#### [What you will do]
Wherever the word "previous" shows up in the data, report the line it sits in.

:: Available data

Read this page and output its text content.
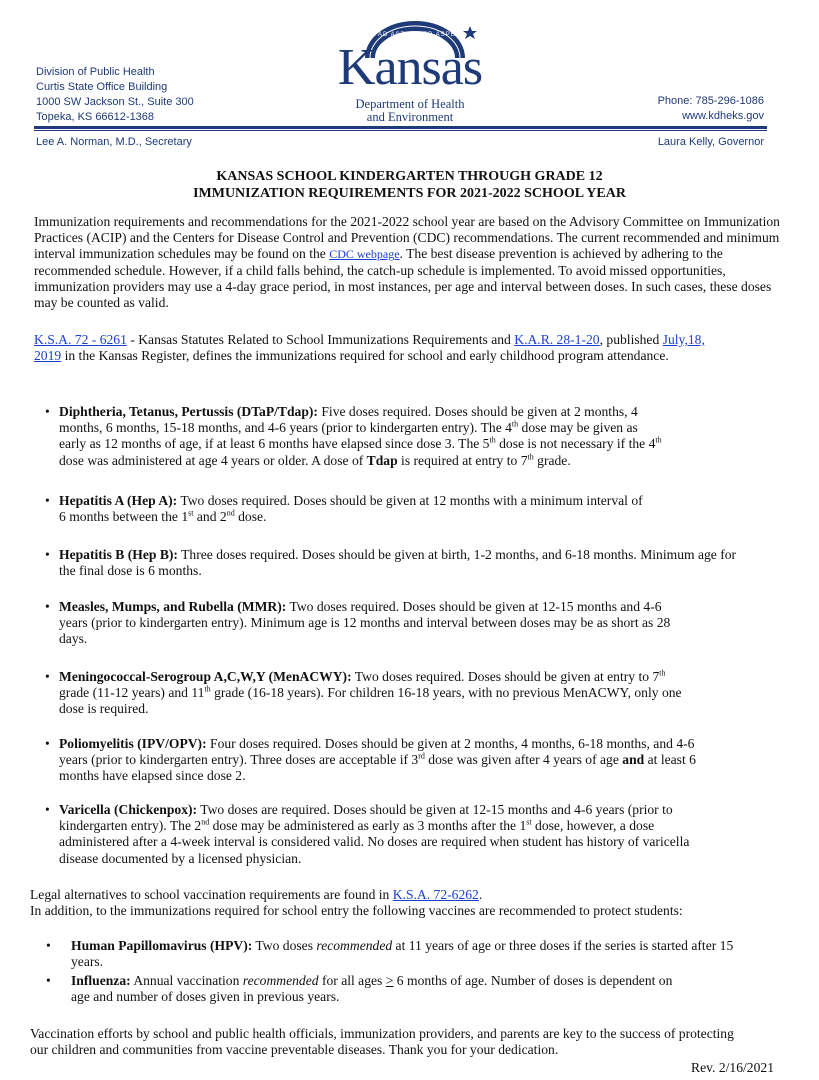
Division of Public Health
Curtis State Office Building
1000 SW Jackson St., Suite 300
Topeka, KS 66612-1368
AD ASTRA PER ASPERA
Kansas
Department of Health
and Environment
Phone: 785-296-1086
www.kdheks.gov
Lee A. Norman, M.D., Secretary	Laura Kelly, Governor
KANSAS SCHOOL KINDERGARTEN THROUGH GRADE 12
IMMUNIZATION REQUIREMENTS FOR 2021-2022 SCHOOL YEAR
Immunization requirements and recommendations for the 2021-2022 school year are based on the Advisory Committee on Immunization Practices (ACIP) and the Centers for Disease Control and Prevention (CDC) recommendations. The current recommended and minimum interval immunization schedules may be found on the CDC webpage. The best disease prevention is achieved by adhering to the recommended schedule. However, if a child falls behind, the catch-up schedule is implemented. To avoid missed opportunities, immunization providers may use a 4-day grace period, in most instances, per age and interval between doses. In such cases, these doses may be counted as valid.
K.S.A. 72 - 6261 - Kansas Statutes Related to School Immunizations Requirements and K.A.R. 28-1-20, published July,18, 2019 in the Kansas Register, defines the immunizations required for school and early childhood program attendance.
• Diphtheria, Tetanus, Pertussis (DTaP/Tdap): Five doses required. Doses should be given at 2 months, 4
months, 6 months, 15-18 months, and 4-6 years (prior to kindergarten entry). The 4th dose may be given as
early as 12 months of age, if at least 6 months have elapsed since dose 3. The 5th dose is not necessary if the 4th
dose was administered at age 4 years or older. A dose of Tdap is required at entry to 7th grade.
• Hepatitis A (Hep A): Two doses required. Doses should be given at 12 months with a minimum interval of
6 months between the 1st and 2nd dose.
• Hepatitis B (Hep B): Three doses required. Doses should be given at birth, 1-2 months, and 6-18 months. Minimum age for
the final dose is 6 months.
• Measles, Mumps, and Rubella (MMR): Two doses required. Doses should be given at 12-15 months and 4-6
years (prior to kindergarten entry). Minimum age is 12 months and interval between doses may be as short as 28
days.
• Meningococcal-Serogroup A,C,W,Y (MenACWY): Two doses required. Doses should be given at entry to 7th
grade (11-12 years) and 11th grade (16-18 years). For children 16-18 years, with no previous MenACWY, only one
dose is required.
• Poliomyelitis (IPV/OPV): Four doses required. Doses should be given at 2 months, 4 months, 6-18 months, and 4-6
years (prior to kindergarten entry). Three doses are acceptable if 3rd dose was given after 4 years of age and at least 6
months have elapsed since dose 2.
• Varicella (Chickenpox): Two doses are required. Doses should be given at 12-15 months and 4-6 years (prior to
kindergarten entry). The 2nd dose may be administered as early as 3 months after the 1st dose, however, a dose
administered after a 4-week interval is considered valid. No doses are required when student has history of varicella
disease documented by a licensed physician.
Legal alternatives to school vaccination requirements are found in K.S.A. 72-6262.
In addition, to the immunizations required for school entry the following vaccines are recommended to protect students:
• Human Papillomavirus (HPV): Two doses recommended at 11 years of age or three doses if the series is started after 15
years.
• Influenza: Annual vaccination recommended for all ages ≥ 6 months of age. Number of doses is dependent on
age and number of doses given in previous years.
Vaccination efforts by school and public health officials, immunization providers, and parents are key to the success of protecting
our children and communities from vaccine preventable diseases. Thank you for your dedication.
Rev. 2/16/2021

::::

#### [Final answer]
grade (11-12 years) and 11th grade (16-18 years). For children 16-18 years, with no previous MenACWY, only one
age and number of doses given in previous years.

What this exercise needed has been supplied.